__Task details__
Exactly the lines from the one containing "What text is on this page?" through the final line of the listing are to be retyped, and nothing more.

----- Input -----

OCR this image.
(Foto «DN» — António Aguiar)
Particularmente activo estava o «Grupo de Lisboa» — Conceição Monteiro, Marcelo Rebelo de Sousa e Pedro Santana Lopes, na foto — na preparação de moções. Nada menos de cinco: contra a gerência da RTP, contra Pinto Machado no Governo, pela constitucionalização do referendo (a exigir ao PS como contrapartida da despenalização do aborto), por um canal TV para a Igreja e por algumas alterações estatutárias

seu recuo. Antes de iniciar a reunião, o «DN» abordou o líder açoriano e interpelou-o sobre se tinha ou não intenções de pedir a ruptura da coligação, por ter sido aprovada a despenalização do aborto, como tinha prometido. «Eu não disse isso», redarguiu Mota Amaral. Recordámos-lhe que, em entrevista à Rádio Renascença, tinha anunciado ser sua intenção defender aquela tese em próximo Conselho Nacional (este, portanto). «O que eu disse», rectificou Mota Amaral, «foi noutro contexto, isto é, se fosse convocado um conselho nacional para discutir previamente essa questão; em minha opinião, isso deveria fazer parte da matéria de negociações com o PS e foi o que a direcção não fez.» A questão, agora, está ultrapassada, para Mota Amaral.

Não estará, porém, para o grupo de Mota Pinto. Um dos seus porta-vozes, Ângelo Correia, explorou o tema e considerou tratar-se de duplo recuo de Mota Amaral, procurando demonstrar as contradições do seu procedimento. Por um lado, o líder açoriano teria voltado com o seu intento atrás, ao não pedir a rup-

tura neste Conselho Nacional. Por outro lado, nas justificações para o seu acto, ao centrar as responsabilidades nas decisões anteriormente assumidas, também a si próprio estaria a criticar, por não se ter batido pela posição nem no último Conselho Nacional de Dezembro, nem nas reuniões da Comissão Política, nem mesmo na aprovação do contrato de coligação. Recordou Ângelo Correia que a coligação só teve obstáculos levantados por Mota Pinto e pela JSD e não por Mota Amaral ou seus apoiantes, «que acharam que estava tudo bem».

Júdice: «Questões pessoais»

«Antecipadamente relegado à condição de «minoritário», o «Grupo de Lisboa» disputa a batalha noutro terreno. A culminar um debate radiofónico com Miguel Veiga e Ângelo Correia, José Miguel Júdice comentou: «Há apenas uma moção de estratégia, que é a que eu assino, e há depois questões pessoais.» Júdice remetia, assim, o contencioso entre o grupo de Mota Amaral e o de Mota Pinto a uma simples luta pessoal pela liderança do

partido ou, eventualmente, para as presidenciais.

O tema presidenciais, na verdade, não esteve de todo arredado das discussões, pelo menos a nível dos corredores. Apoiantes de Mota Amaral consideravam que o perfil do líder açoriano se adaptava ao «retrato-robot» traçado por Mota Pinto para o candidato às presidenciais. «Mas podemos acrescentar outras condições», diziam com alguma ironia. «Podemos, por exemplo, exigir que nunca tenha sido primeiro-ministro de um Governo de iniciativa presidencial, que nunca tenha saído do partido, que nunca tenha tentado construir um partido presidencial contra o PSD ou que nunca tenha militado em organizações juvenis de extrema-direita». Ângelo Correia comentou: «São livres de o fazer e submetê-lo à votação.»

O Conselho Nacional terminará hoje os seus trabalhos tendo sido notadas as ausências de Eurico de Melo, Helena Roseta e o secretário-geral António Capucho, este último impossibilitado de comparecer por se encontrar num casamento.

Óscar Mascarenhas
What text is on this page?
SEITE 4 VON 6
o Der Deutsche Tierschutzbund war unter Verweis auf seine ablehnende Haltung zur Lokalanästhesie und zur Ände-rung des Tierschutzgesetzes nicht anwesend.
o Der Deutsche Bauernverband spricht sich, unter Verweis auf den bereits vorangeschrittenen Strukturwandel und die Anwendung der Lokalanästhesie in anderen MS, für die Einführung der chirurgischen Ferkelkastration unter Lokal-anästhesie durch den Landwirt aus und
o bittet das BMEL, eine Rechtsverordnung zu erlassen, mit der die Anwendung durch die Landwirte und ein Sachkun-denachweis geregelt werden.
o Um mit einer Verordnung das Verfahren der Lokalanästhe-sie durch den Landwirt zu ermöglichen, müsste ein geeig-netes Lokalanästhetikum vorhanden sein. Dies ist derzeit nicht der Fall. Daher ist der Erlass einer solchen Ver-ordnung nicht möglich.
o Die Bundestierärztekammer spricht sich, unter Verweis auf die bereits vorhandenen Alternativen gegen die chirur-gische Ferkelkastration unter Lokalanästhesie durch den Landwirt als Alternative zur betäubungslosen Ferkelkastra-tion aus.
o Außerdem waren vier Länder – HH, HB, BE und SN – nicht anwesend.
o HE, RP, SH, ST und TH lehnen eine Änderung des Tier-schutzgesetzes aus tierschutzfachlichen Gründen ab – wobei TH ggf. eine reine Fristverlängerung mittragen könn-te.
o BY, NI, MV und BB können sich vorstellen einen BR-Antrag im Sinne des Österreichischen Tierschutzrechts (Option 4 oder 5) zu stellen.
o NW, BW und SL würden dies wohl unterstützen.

-----

__Result__
What text is on this page?
SEITE 4 VON 6
o Der Deutsche Tierschutzbund war unter Verweis auf seine ablehnende Haltung zur Lokalanästhesie und zur Ände-rung des Tierschutzgesetzes nicht anwesend.
o Der Deutsche Bauernverband spricht sich, unter Verweis auf den bereits vorangeschrittenen Strukturwandel und die Anwendung der Lokalanästhesie in anderen MS, für die Einführung der chirurgischen Ferkelkastration unter Lokal-anästhesie durch den Landwirt aus und
o bittet das BMEL, eine Rechtsverordnung zu erlassen, mit der die Anwendung durch die Landwirte und ein Sachkun-denachweis geregelt werden.
o Um mit einer Verordnung das Verfahren der Lokalanästhe-sie durch den Landwirt zu ermöglichen, müsste ein geeig-netes Lokalanästhetikum vorhanden sein. Dies ist derzeit nicht der Fall. Daher ist der Erlass einer solchen Ver-ordnung nicht möglich.
o Die Bundestierärztekammer spricht sich, unter Verweis auf die bereits vorhandenen Alternativen gegen die chirur-gische Ferkelkastration unter Lokalanästhesie durch den Landwirt als Alternative zur betäubungslosen Ferkelkastra-tion aus.
o Außerdem waren vier Länder – HH, HB, BE und SN – nicht anwesend.
o HE, RP, SH, ST und TH lehnen eine Änderung des Tier-schutzgesetzes aus tierschutzfachlichen Gründen ab – wobei TH ggf. eine reine Fristverlängerung mittragen könn-te.
o BY, NI, MV und BB können sich vorstellen einen BR-Antrag im Sinne des Österreichischen Tierschutzrechts (Option 4 oder 5) zu stellen.
o NW, BW und SL würden dies wohl unterstützen.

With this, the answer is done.